RECORDS SUPPLIED>
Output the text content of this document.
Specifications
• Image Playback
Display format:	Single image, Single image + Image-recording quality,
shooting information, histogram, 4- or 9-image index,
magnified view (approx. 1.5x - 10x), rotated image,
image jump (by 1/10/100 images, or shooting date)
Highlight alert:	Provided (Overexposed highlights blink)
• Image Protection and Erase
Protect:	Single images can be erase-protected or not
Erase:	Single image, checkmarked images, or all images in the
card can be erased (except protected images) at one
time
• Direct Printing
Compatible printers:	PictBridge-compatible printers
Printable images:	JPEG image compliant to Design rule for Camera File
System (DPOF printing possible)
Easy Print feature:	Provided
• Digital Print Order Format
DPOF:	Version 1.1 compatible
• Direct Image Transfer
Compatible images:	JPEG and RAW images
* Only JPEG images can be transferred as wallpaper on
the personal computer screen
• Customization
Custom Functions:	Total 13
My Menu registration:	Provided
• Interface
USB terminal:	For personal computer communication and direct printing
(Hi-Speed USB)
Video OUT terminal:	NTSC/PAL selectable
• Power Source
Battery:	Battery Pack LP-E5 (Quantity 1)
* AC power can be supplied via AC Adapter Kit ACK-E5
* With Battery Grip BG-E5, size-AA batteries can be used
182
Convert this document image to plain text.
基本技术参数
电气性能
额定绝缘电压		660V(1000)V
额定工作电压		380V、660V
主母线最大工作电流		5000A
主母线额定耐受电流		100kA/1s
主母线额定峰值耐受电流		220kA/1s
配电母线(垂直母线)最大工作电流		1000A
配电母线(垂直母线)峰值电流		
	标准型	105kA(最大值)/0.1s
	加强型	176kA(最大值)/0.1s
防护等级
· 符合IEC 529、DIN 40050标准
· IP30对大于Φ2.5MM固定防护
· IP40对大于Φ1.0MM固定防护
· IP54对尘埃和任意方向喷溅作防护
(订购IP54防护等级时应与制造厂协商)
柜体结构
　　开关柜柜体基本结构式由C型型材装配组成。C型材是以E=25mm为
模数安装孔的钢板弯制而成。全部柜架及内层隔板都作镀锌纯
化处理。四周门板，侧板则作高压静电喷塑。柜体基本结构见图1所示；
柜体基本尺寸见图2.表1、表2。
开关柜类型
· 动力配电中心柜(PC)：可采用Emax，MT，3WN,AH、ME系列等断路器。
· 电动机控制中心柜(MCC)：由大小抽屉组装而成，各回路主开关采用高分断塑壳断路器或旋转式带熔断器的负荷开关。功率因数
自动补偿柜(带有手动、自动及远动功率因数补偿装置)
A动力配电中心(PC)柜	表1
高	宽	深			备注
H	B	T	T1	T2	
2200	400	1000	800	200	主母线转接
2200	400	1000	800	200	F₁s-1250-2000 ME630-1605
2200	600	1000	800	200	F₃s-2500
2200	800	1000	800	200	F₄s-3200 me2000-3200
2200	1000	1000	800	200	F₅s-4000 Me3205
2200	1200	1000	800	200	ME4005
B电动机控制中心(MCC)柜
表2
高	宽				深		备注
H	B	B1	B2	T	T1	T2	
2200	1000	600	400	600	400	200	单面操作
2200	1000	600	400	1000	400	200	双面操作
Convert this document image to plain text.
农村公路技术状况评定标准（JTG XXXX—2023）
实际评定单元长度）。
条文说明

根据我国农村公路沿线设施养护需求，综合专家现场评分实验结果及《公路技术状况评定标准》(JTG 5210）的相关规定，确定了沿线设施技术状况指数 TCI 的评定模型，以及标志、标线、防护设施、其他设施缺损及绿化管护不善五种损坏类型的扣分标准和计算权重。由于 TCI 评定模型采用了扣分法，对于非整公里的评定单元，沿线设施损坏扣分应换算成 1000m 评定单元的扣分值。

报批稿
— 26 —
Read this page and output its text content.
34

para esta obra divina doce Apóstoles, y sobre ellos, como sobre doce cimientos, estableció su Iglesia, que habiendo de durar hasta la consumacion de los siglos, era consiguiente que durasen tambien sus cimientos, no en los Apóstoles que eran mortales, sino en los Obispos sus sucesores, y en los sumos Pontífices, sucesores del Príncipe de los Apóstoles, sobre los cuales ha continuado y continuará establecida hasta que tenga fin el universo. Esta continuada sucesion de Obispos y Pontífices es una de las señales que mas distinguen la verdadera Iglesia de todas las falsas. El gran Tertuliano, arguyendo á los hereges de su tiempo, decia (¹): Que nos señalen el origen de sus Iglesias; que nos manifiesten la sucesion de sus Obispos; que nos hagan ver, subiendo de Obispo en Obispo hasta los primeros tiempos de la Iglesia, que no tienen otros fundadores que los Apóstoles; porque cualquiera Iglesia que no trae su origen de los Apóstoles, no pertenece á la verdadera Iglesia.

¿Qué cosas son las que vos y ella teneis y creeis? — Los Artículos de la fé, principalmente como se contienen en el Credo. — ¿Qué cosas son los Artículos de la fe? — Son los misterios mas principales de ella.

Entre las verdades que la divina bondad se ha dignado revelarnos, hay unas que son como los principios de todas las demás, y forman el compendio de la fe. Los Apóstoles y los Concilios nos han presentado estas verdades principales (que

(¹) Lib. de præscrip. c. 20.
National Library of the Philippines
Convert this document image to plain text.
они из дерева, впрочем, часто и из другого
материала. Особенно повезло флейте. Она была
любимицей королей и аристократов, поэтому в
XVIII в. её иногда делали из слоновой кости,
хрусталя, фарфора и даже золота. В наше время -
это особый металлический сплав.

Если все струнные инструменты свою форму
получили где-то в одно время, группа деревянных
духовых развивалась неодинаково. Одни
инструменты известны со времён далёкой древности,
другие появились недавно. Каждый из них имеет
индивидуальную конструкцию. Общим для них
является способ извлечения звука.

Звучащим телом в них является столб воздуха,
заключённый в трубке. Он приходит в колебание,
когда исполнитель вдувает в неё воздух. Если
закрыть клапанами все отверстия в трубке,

GIVEN TASK>
Everything in the listing above should be restated exactly.

EXERCISE OUTPUT>
Output the text content of this document.
Specifications
• Image Playback
Display format:	Single image, Single image + Image-recording quality,
shooting information, histogram, 4- or 9-image index,
magnified view (approx. 1.5x - 10x), rotated image,
image jump (by 1/10/100 images, or shooting date)
Highlight alert:	Provided (Overexposed highlights blink)
• Image Protection and Erase
Protect:	Single images can be erase-protected or not
Erase:	Single image, checkmarked images, or all images in the
card can be erased (except protected images) at one
time
• Direct Printing
Compatible printers:	PictBridge-compatible printers
Printable images:	JPEG image compliant to Design rule for Camera File
System (DPOF printing possible)
Easy Print feature:	Provided
• Digital Print Order Format
DPOF:	Version 1.1 compatible
• Direct Image Transfer
Compatible images:	JPEG and RAW images
* Only JPEG images can be transferred as wallpaper on
the personal computer screen
• Customization
Custom Functions:	Total 13
My Menu registration:	Provided
• Interface
USB terminal:	For personal computer communication and direct printing
(Hi-Speed USB)
Video OUT terminal:	NTSC/PAL selectable
• Power Source
Battery:	Battery Pack LP-E5 (Quantity 1)
* AC power can be supplied via AC Adapter Kit ACK-E5
* With Battery Grip BG-E5, size-AA batteries can be used
182
Convert this document image to plain text.
基本技术参数
电气性能
额定绝缘电压		660V(1000)V
额定工作电压		380V、660V
主母线最大工作电流		5000A
主母线额定耐受电流		100kA/1s
主母线额定峰值耐受电流		220kA/1s
配电母线(垂直母线)最大工作电流		1000A
配电母线(垂直母线)峰值电流		
	标准型	105kA(最大值)/0.1s
	加强型	176kA(最大值)/0.1s
防护等级
· 符合IEC 529、DIN 40050标准
· IP30对大于Φ2.5MM固定防护
· IP40对大于Φ1.0MM固定防护
· IP54对尘埃和任意方向喷溅作防护
(订购IP54防护等级时应与制造厂协商)
柜体结构
　　开关柜柜体基本结构式由C型型材装配组成。C型材是以E=25mm为
模数安装孔的钢板弯制而成。全部柜架及内层隔板都作镀锌纯
化处理。四周门板，侧板则作高压静电喷塑。柜体基本结构见图1所示；
柜体基本尺寸见图2.表1、表2。
开关柜类型
· 动力配电中心柜(PC)：可采用Emax，MT，3WN,AH、ME系列等断路器。
· 电动机控制中心柜(MCC)：由大小抽屉组装而成，各回路主开关采用高分断塑壳断路器或旋转式带熔断器的负荷开关。功率因数
自动补偿柜(带有手动、自动及远动功率因数补偿装置)
A动力配电中心(PC)柜	表1
高	宽	深			备注
H	B	T	T1	T2	
2200	400	1000	800	200	主母线转接
2200	400	1000	800	200	F₁s-1250-2000 ME630-1605
2200	600	1000	800	200	F₃s-2500
2200	800	1000	800	200	F₄s-3200 me2000-3200
2200	1000	1000	800	200	F₅s-4000 Me3205
2200	1200	1000	800	200	ME4005
B电动机控制中心(MCC)柜
表2
高	宽				深		备注
H	B	B1	B2	T	T1	T2	
2200	1000	600	400	600	400	200	单面操作
2200	1000	600	400	1000	400	200	双面操作
Convert this document image to plain text.
农村公路技术状况评定标准（JTG XXXX—2023）
实际评定单元长度）。
条文说明

根据我国农村公路沿线设施养护需求，综合专家现场评分实验结果及《公路技术状况评定标准》(JTG 5210）的相关规定，确定了沿线设施技术状况指数 TCI 的评定模型，以及标志、标线、防护设施、其他设施缺损及绿化管护不善五种损坏类型的扣分标准和计算权重。由于 TCI 评定模型采用了扣分法，对于非整公里的评定单元，沿线设施损坏扣分应换算成 1000m 评定单元的扣分值。

报批稿
— 26 —
Read this page and output its text content.
34

para esta obra divina doce Apóstoles, y sobre ellos, como sobre doce cimientos, estableció su Iglesia, que habiendo de durar hasta la consumacion de los siglos, era consiguiente que durasen tambien sus cimientos, no en los Apóstoles que eran mortales, sino en los Obispos sus sucesores, y en los sumos Pontífices, sucesores del Príncipe de los Apóstoles, sobre los cuales ha continuado y continuará establecida hasta que tenga fin el universo. Esta continuada sucesion de Obispos y Pontífices es una de las señales que mas distinguen la verdadera Iglesia de todas las falsas. El gran Tertuliano, arguyendo á los hereges de su tiempo, decia (¹): Que nos señalen el origen de sus Iglesias; que nos manifiesten la sucesion de sus Obispos; que nos hagan ver, subiendo de Obispo en Obispo hasta los primeros tiempos de la Iglesia, que no tienen otros fundadores que los Apóstoles; porque cualquiera Iglesia que no trae su origen de los Apóstoles, no pertenece á la verdadera Iglesia.

¿Qué cosas son las que vos y ella teneis y creeis? — Los Artículos de la fé, principalmente como se contienen en el Credo. — ¿Qué cosas son los Artículos de la fe? — Son los misterios mas principales de ella.

Entre las verdades que la divina bondad se ha dignado revelarnos, hay unas que son como los principios de todas las demás, y forman el compendio de la fe. Los Apóstoles y los Concilios nos han presentado estas verdades principales (que

(¹) Lib. de præscrip. c. 20.
National Library of the Philippines
Convert this document image to plain text.
они из дерева, впрочем, часто и из другого
материала. Особенно повезло флейте. Она была
любимицей королей и аристократов, поэтому в
XVIII в. её иногда делали из слоновой кости,
хрусталя, фарфора и даже золота. В наше время -
это особый металлический сплав.

Если все струнные инструменты свою форму
получили где-то в одно время, группа деревянных
духовых развивалась неодинаково. Одни
инструменты известны со времён далёкой древности,
другие появились недавно. Каждый из них имеет
индивидуальную конструкцию. Общим для них
является способ извлечения звука.

Звучащим телом в них является столб воздуха,
заключённый в трубке. Он приходит в колебание,
когда исполнитель вдувает в неё воздух. Если
закрыть клапанами все отверстия в трубке,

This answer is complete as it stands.